Entries from a dataset
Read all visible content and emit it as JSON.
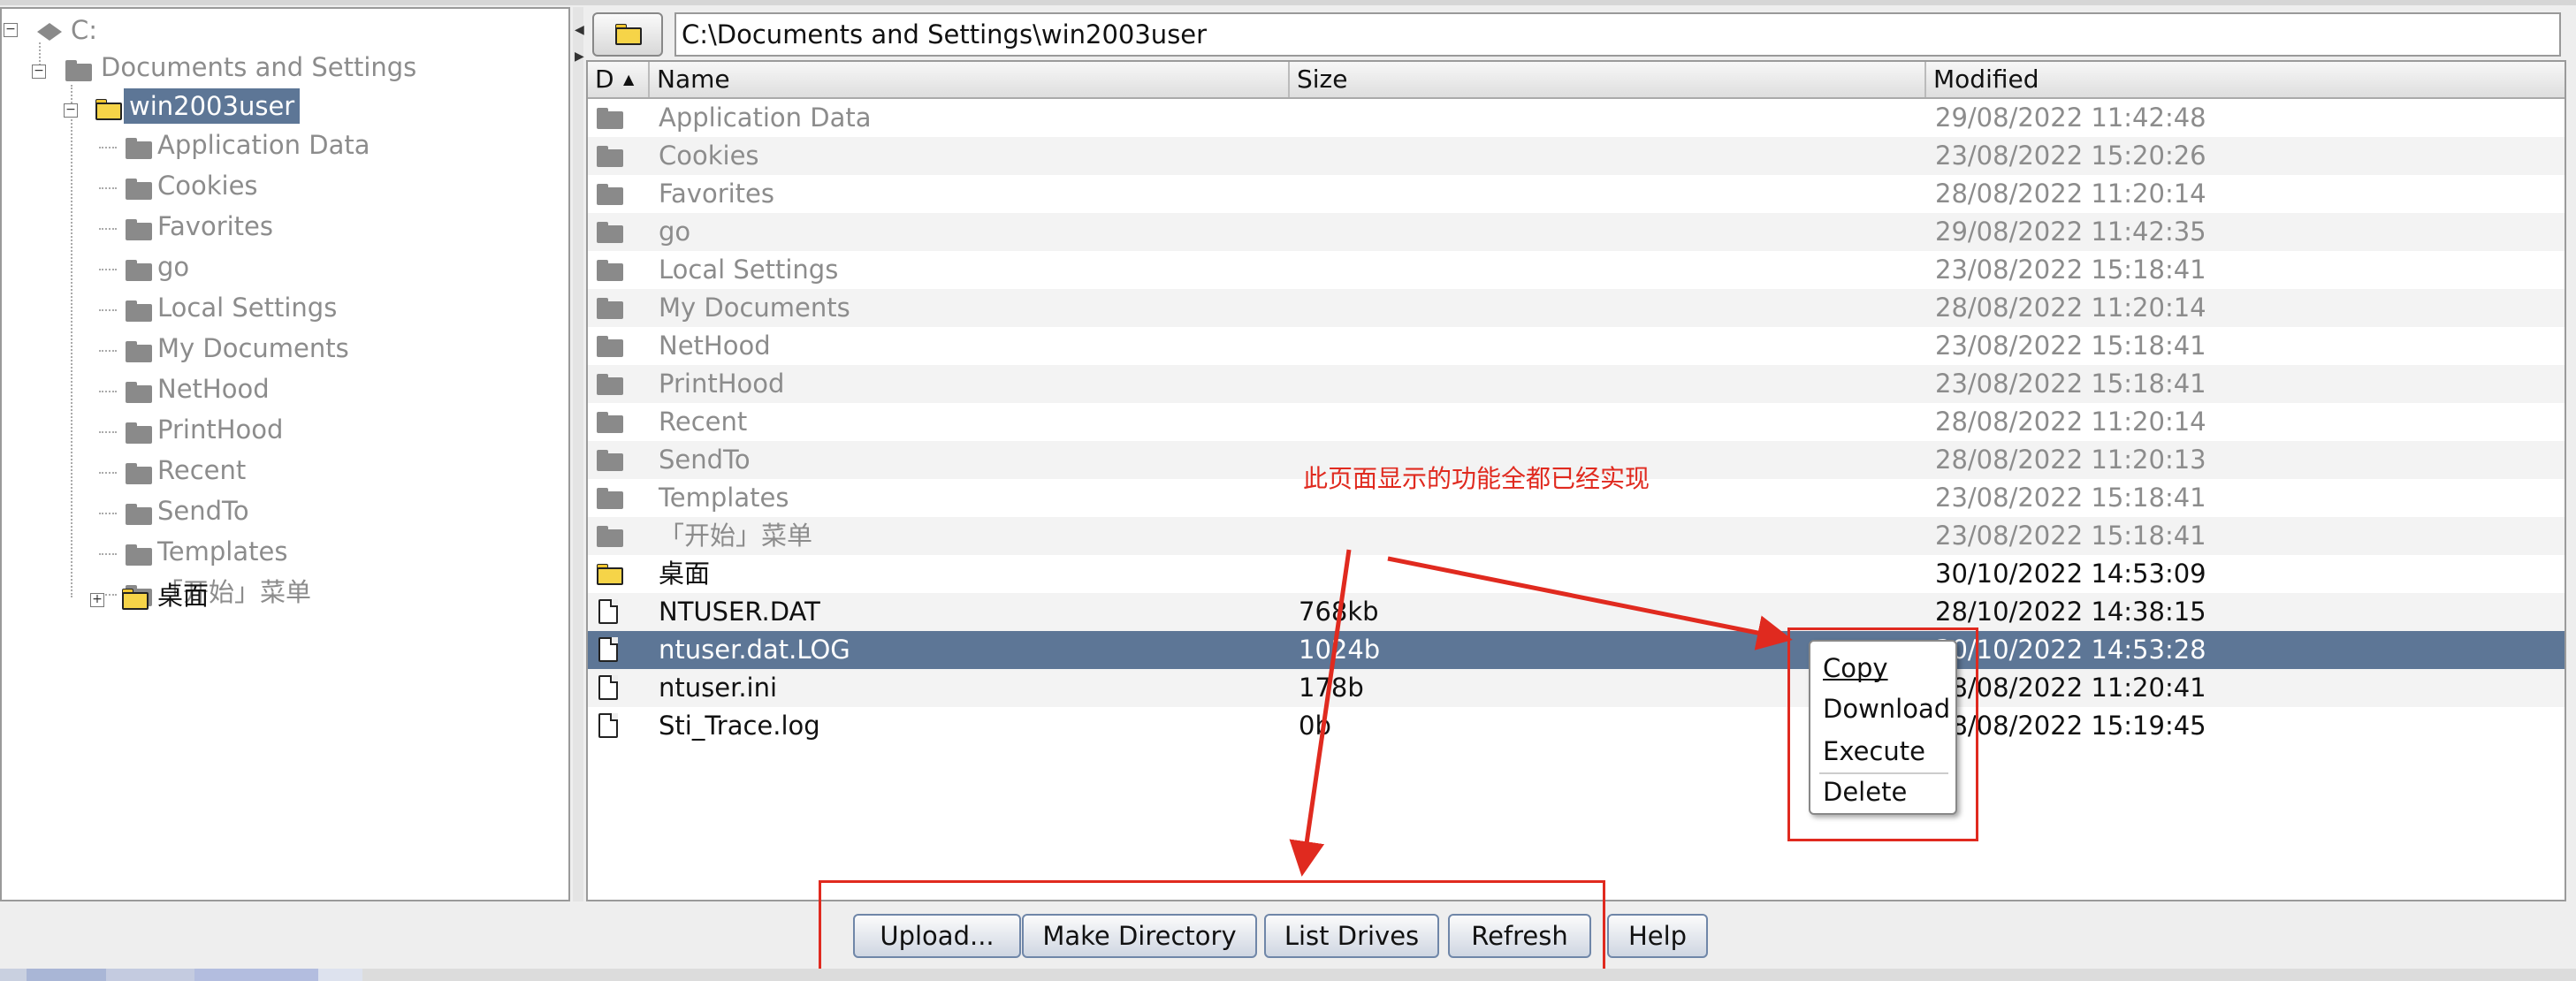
{
  "path": "C:\\Documents and Settings\\win2003user",
  "tree": {
    "root": "C:",
    "documents_and_settings": "Documents and Settings",
    "user": "win2003user",
    "children": [
      "Application Data",
      "Cookies",
      "Favorites",
      "go",
      "Local Settings",
      "My Documents",
      "NetHood",
      "PrintHood",
      "Recent",
      "SendTo",
      "Templates",
      "「开始」菜单"
    ],
    "desktop": "桌面"
  },
  "table": {
    "headers": {
      "d": "D",
      "sort_indicator": "▲",
      "name": "Name",
      "size": "Size",
      "modified": "Modified"
    },
    "rows": [
      {
        "name": "Application Data",
        "size": "",
        "modified": "29/08/2022 11:42:48",
        "kind": "folder-gray"
      },
      {
        "name": "Cookies",
        "size": "",
        "modified": "23/08/2022 15:20:26",
        "kind": "folder-gray"
      },
      {
        "name": "Favorites",
        "size": "",
        "modified": "28/08/2022 11:20:14",
        "kind": "folder-gray"
      },
      {
        "name": "go",
        "size": "",
        "modified": "29/08/2022 11:42:35",
        "kind": "folder-gray"
      },
      {
        "name": "Local Settings",
        "size": "",
        "modified": "23/08/2022 15:18:41",
        "kind": "folder-gray"
      },
      {
        "name": "My Documents",
        "size": "",
        "modified": "28/08/2022 11:20:14",
        "kind": "folder-gray"
      },
      {
        "name": "NetHood",
        "size": "",
        "modified": "23/08/2022 15:18:41",
        "kind": "folder-gray"
      },
      {
        "name": "PrintHood",
        "size": "",
        "modified": "23/08/2022 15:18:41",
        "kind": "folder-gray"
      },
      {
        "name": "Recent",
        "size": "",
        "modified": "28/08/2022 11:20:14",
        "kind": "folder-gray"
      },
      {
        "name": "SendTo",
        "size": "",
        "modified": "28/08/2022 11:20:13",
        "kind": "folder-gray"
      },
      {
        "name": "Templates",
        "size": "",
        "modified": "23/08/2022 15:18:41",
        "kind": "folder-gray"
      },
      {
        "name": "「开始」菜单",
        "size": "",
        "modified": "23/08/2022 15:18:41",
        "kind": "folder-gray"
      },
      {
        "name": "桌面",
        "size": "",
        "modified": "30/10/2022 14:53:09",
        "kind": "folder-yellow"
      },
      {
        "name": "NTUSER.DAT",
        "size": "768kb",
        "modified": "28/10/2022 14:38:15",
        "kind": "file"
      },
      {
        "name": "ntuser.dat.LOG",
        "size": "1024b",
        "modified": "30/10/2022 14:53:28",
        "kind": "file",
        "selected": true
      },
      {
        "name": "ntuser.ini",
        "size": "178b",
        "modified": "28/08/2022 11:20:41",
        "kind": "file"
      },
      {
        "name": "Sti_Trace.log",
        "size": "0b",
        "modified": "28/08/2022 15:19:45",
        "kind": "file"
      }
    ]
  },
  "context_menu": {
    "copy": "Copy",
    "download": "Download",
    "execute": "Execute",
    "delete": "Delete"
  },
  "annotation": "此页面显示的功能全都已经实现",
  "buttons": {
    "upload": "Upload...",
    "make_directory": "Make Directory",
    "list_drives": "List Drives",
    "refresh": "Refresh",
    "help": "Help"
  },
  "colors": {
    "selected_row": "#5d7696",
    "annotation_red": "#e02a1f"
  }
}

TO BE DONE: Reproduce the listing exactly. Leave its pictures out.

RESPONSE:
Read all visible content and emit it as JSON.
{
  "path": "C:\\Documents and Settings\\win2003user",
  "tree": {
    "root": "C:",
    "documents_and_settings": "Documents and Settings",
    "user": "win2003user",
    "children": [
      "Application Data",
      "Cookies",
      "Favorites",
      "go",
      "Local Settings",
      "My Documents",
      "NetHood",
      "PrintHood",
      "Recent",
      "SendTo",
      "Templates",
      "「开始」菜单"
    ],
    "desktop": "桌面"
  },
  "table": {
    "headers": {
      "d": "D",
      "sort_indicator": "▲",
      "name": "Name",
      "size": "Size",
      "modified": "Modified"
    },
    "rows": [
      {
        "name": "Application Data",
        "size": "",
        "modified": "29/08/2022 11:42:48",
        "kind": "folder-gray"
      },
      {
        "name": "Cookies",
        "size": "",
        "modified": "23/08/2022 15:20:26",
        "kind": "folder-gray"
      },
      {
        "name": "Favorites",
        "size": "",
        "modified": "28/08/2022 11:20:14",
        "kind": "folder-gray"
      },
      {
        "name": "go",
        "size": "",
        "modified": "29/08/2022 11:42:35",
        "kind": "folder-gray"
      },
      {
        "name": "Local Settings",
        "size": "",
        "modified": "23/08/2022 15:18:41",
        "kind": "folder-gray"
      },
      {
        "name": "My Documents",
        "size": "",
        "modified": "28/08/2022 11:20:14",
        "kind": "folder-gray"
      },
      {
        "name": "NetHood",
        "size": "",
        "modified": "23/08/2022 15:18:41",
        "kind": "folder-gray"
      },
      {
        "name": "PrintHood",
        "size": "",
        "modified": "23/08/2022 15:18:41",
        "kind": "folder-gray"
      },
      {
        "name": "Recent",
        "size": "",
        "modified": "28/08/2022 11:20:14",
        "kind": "folder-gray"
      },
      {
        "name": "SendTo",
        "size": "",
        "modified": "28/08/2022 11:20:13",
        "kind": "folder-gray"
      },
      {
        "name": "Templates",
        "size": "",
        "modified": "23/08/2022 15:18:41",
        "kind": "folder-gray"
      },
      {
        "name": "「开始」菜单",
        "size": "",
        "modified": "23/08/2022 15:18:41",
        "kind": "folder-gray"
      },
      {
        "name": "桌面",
        "size": "",
        "modified": "30/10/2022 14:53:09",
        "kind": "folder-yellow"
      },
      {
        "name": "NTUSER.DAT",
        "size": "768kb",
        "modified": "28/10/2022 14:38:15",
        "kind": "file"
      },
      {
        "name": "ntuser.dat.LOG",
        "size": "1024b",
        "modified": "30/10/2022 14:53:28",
        "kind": "file",
        "selected": true
      },
      {
        "name": "ntuser.ini",
        "size": "178b",
        "modified": "28/08/2022 11:20:41",
        "kind": "file"
      },
      {
        "name": "Sti_Trace.log",
        "size": "0b",
        "modified": "28/08/2022 15:19:45",
        "kind": "file"
      }
    ]
  },
  "context_menu": {
    "copy": "Copy",
    "download": "Download",
    "execute": "Execute",
    "delete": "Delete"
  },
  "annotation": "此页面显示的功能全都已经实现",
  "buttons": {
    "upload": "Upload...",
    "make_directory": "Make Directory",
    "list_drives": "List Drives",
    "refresh": "Refresh",
    "help": "Help"
  },
  "colors": {
    "selected_row": "#5d7696",
    "annotation_red": "#e02a1f"
  }
}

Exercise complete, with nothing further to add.